* **Records for this exercise**:
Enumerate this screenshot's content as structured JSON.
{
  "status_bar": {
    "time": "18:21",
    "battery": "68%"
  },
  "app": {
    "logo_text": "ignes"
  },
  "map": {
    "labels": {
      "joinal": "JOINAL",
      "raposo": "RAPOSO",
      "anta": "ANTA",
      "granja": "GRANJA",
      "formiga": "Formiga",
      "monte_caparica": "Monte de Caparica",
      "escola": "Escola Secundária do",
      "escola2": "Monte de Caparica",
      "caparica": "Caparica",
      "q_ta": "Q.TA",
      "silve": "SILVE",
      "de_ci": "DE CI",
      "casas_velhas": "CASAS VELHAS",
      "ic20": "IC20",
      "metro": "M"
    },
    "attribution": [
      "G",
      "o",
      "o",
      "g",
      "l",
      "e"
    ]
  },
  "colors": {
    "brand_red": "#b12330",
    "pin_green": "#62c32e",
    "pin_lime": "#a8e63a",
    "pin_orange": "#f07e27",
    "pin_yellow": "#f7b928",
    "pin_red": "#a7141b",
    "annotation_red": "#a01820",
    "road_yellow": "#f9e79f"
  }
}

* **Exercise directions**:
Make an exact copy of every line in the data.

* **Solution for this exercise**:
Enumerate this screenshot's content as structured JSON.
{
  "status_bar": {
    "time": "18:21",
    "battery": "68%"
  },
  "app": {
    "logo_text": "ignes"
  },
  "map": {
    "labels": {
      "joinal": "JOINAL",
      "raposo": "RAPOSO",
      "anta": "ANTA",
      "granja": "GRANJA",
      "formiga": "Formiga",
      "monte_caparica": "Monte de Caparica",
      "escola": "Escola Secundária do",
      "escola2": "Monte de Caparica",
      "caparica": "Caparica",
      "q_ta": "Q.TA",
      "silve": "SILVE",
      "de_ci": "DE CI",
      "casas_velhas": "CASAS VELHAS",
      "ic20": "IC20",
      "metro": "M"
    },
    "attribution": [
      "G",
      "o",
      "o",
      "g",
      "l",
      "e"
    ]
  },
  "colors": {
    "brand_red": "#b12330",
    "pin_green": "#62c32e",
    "pin_lime": "#a8e63a",
    "pin_orange": "#f07e27",
    "pin_yellow": "#f7b928",
    "pin_red": "#a7141b",
    "annotation_red": "#a01820",
    "road_yellow": "#f9e79f"
  }
}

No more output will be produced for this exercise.